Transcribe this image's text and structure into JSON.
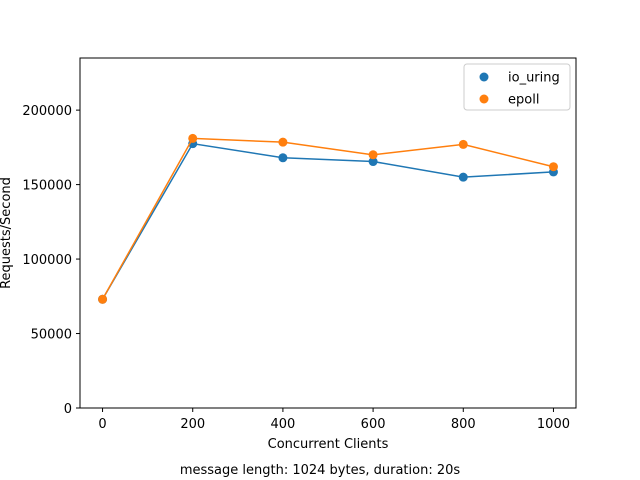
{
  "chart_data": {
    "type": "line",
    "x": [
      0,
      200,
      400,
      600,
      800,
      1000
    ],
    "series": [
      {
        "name": "io_uring",
        "color": "#1f77b4",
        "values": [
          73000,
          177500,
          168000,
          165500,
          155000,
          158500
        ]
      },
      {
        "name": "epoll",
        "color": "#ff7f0e",
        "values": [
          73000,
          181000,
          178500,
          170000,
          177000,
          162000
        ]
      }
    ],
    "xlabel": "Concurrent Clients",
    "ylabel": "Requests/Second",
    "xlim": [
      -50,
      1050
    ],
    "ylim": [
      0,
      235000
    ],
    "xticks": [
      0,
      200,
      400,
      600,
      800,
      1000
    ],
    "yticks": [
      0,
      50000,
      100000,
      150000,
      200000
    ],
    "grid": false,
    "legend_position": "top-right",
    "caption": "message length: 1024 bytes, duration: 20s"
  }
}
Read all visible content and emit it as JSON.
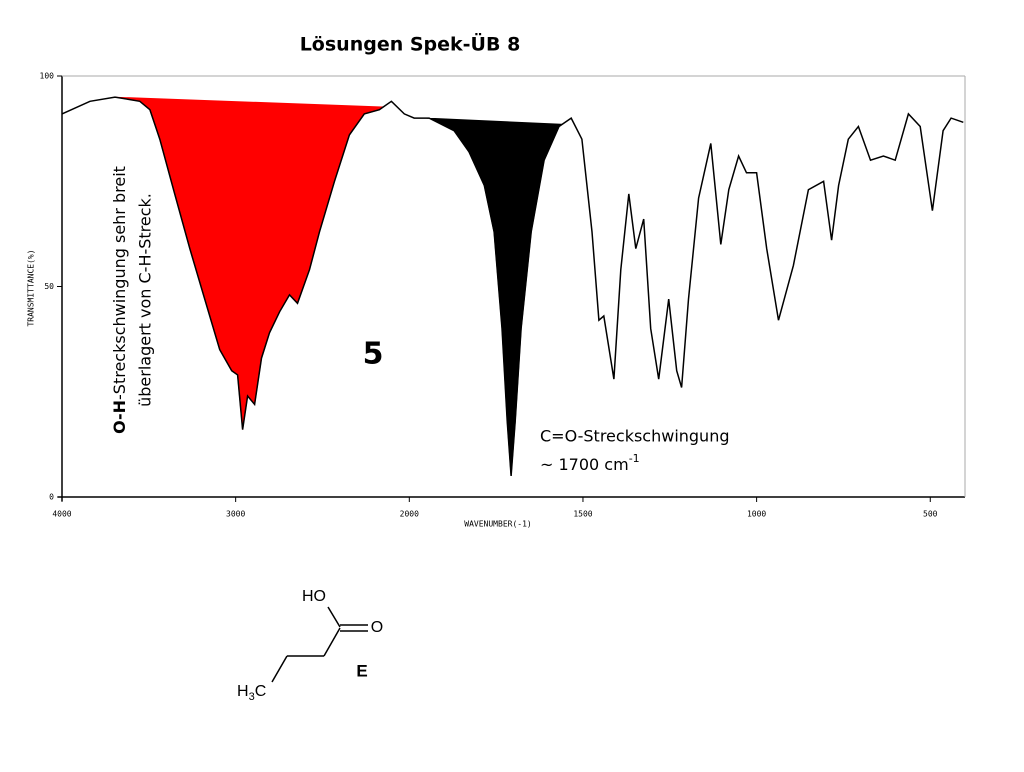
{
  "title": "Lösungen Spek-ÜB 8",
  "chart_data": {
    "type": "line",
    "ylabel": "TRANSMITTANCE(%)",
    "xlabel": "WAVENUMBER(-1)",
    "x": [
      4000,
      3839,
      3695,
      3552,
      3494,
      3437,
      3351,
      3264,
      3178,
      3092,
      3023,
      2989,
      2960,
      2931,
      2891,
      2851,
      2805,
      2747,
      2690,
      2644,
      2575,
      2517,
      2431,
      2345,
      2259,
      2172,
      2103,
      2029,
      1986,
      1943,
      1871,
      1828,
      1784,
      1756,
      1733,
      1718,
      1707,
      1695,
      1678,
      1649,
      1612,
      1569,
      1534,
      1503,
      1474,
      1454,
      1440,
      1411,
      1391,
      1368,
      1348,
      1325,
      1305,
      1282,
      1253,
      1230,
      1216,
      1196,
      1167,
      1132,
      1103,
      1080,
      1052,
      1029,
      1000,
      971,
      937,
      894,
      851,
      807,
      784,
      764,
      736,
      707,
      672,
      635,
      601,
      563,
      529,
      494,
      463,
      440,
      405
    ],
    "series": [
      {
        "color": "#000000",
        "values": [
          91,
          94,
          95,
          94,
          92,
          85,
          72,
          59,
          47,
          35,
          30,
          29,
          16,
          24,
          22,
          33,
          39,
          44,
          48,
          46,
          54,
          63,
          75,
          86,
          91,
          92,
          94,
          91,
          90,
          90,
          87,
          82,
          74,
          63,
          40,
          18,
          5,
          18,
          40,
          63,
          80,
          88,
          90,
          85,
          63,
          42,
          43,
          28,
          54,
          72,
          59,
          66,
          40,
          28,
          47,
          30,
          26,
          47,
          71,
          84,
          60,
          73,
          81,
          77,
          77,
          59,
          42,
          55,
          73,
          75,
          61,
          74,
          85,
          88,
          80,
          81,
          80,
          91,
          88,
          68,
          87,
          90,
          89
        ]
      }
    ],
    "xlim": [
      4000,
      400
    ],
    "x_scale_break": 2000,
    "xticks": [
      4000,
      3000,
      2000,
      1500,
      1000,
      500
    ],
    "ylim": [
      0,
      100
    ],
    "yticks": [
      0,
      50,
      100
    ],
    "highlights": [
      {
        "xrange": [
          3700,
          2150
        ],
        "color": "#ff0000"
      },
      {
        "xrange": [
          1950,
          1560
        ],
        "color": "#000000"
      }
    ]
  },
  "annotations": {
    "oh_bold": "O-H",
    "oh_rest": "-Streckschwingung sehr  breit",
    "oh_line2": "überlagert von C-H-Streck.",
    "number": "5",
    "co_line1": "C=O-Streckschwingung",
    "co_line2": "~ 1700 cm",
    "co_sup": "-1"
  },
  "molecule": {
    "ho": "HO",
    "o": "O",
    "h": "H",
    "sub": "3",
    "c": "C",
    "label": "E"
  }
}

GIVEN PROBLEM: The answer is a single number: how many lines include the word "color"?

FULL RESPONSE: 5